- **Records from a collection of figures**
----------------

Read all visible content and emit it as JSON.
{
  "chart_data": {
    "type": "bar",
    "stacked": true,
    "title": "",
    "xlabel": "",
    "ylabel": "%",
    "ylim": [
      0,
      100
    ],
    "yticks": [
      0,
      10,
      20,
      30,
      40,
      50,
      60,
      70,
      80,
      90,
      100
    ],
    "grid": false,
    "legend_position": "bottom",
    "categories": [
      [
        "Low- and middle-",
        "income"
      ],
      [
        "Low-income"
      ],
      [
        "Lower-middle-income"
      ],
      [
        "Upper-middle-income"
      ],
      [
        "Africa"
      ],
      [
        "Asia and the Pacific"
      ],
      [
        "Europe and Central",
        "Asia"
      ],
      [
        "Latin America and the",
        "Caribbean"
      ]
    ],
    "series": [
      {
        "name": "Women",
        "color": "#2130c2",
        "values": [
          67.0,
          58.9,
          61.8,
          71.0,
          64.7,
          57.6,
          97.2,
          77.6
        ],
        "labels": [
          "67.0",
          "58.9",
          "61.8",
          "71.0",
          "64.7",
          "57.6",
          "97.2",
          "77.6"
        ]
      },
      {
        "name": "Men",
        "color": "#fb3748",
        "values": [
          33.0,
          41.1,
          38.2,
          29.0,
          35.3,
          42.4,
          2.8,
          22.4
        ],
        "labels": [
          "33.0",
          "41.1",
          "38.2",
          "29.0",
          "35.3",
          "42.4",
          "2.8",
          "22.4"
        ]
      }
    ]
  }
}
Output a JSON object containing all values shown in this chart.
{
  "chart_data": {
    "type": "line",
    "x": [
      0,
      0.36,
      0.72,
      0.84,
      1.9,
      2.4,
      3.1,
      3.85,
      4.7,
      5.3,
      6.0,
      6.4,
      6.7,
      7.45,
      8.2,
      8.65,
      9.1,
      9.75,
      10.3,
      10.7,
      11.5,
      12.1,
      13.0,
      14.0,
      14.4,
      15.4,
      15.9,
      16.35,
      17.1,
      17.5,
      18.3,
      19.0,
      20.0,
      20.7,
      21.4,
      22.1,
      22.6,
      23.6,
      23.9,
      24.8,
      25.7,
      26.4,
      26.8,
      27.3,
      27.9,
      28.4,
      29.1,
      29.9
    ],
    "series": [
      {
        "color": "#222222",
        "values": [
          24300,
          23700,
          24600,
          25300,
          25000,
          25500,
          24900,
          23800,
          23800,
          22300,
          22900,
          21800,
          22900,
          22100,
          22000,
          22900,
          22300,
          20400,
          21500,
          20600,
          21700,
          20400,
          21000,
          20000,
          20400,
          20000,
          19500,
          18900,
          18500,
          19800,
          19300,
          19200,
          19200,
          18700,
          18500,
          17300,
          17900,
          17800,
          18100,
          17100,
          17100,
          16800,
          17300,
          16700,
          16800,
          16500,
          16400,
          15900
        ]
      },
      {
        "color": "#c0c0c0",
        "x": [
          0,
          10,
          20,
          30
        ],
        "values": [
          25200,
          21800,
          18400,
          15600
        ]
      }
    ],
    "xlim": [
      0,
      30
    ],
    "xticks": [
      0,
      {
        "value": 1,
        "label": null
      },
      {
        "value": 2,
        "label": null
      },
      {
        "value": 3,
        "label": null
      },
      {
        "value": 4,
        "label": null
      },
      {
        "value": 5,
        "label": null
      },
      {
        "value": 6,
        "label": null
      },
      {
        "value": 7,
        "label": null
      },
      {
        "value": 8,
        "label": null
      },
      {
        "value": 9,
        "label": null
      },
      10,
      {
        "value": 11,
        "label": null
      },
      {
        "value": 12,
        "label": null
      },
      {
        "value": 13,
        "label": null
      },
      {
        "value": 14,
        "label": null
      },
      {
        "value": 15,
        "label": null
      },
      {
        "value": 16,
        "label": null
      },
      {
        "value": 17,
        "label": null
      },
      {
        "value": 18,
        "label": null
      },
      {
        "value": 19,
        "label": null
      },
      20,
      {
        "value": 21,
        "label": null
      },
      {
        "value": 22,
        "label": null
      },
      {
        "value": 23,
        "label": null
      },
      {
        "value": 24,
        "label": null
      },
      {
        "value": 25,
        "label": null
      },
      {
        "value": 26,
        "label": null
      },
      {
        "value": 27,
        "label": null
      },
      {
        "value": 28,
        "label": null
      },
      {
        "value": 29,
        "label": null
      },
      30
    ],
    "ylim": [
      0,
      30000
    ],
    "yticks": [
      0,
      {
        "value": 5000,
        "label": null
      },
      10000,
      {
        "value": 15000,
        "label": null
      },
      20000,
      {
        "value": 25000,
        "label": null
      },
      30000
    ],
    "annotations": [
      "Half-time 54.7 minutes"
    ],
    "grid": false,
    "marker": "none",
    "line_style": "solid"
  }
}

----------------

- **TO DO**
Working from the listing above, pick out every line that has "JSON" and copy it.

- **WORKED ANSWER**
Read all visible content and emit it as JSON.
Output a JSON object containing all values shown in this chart.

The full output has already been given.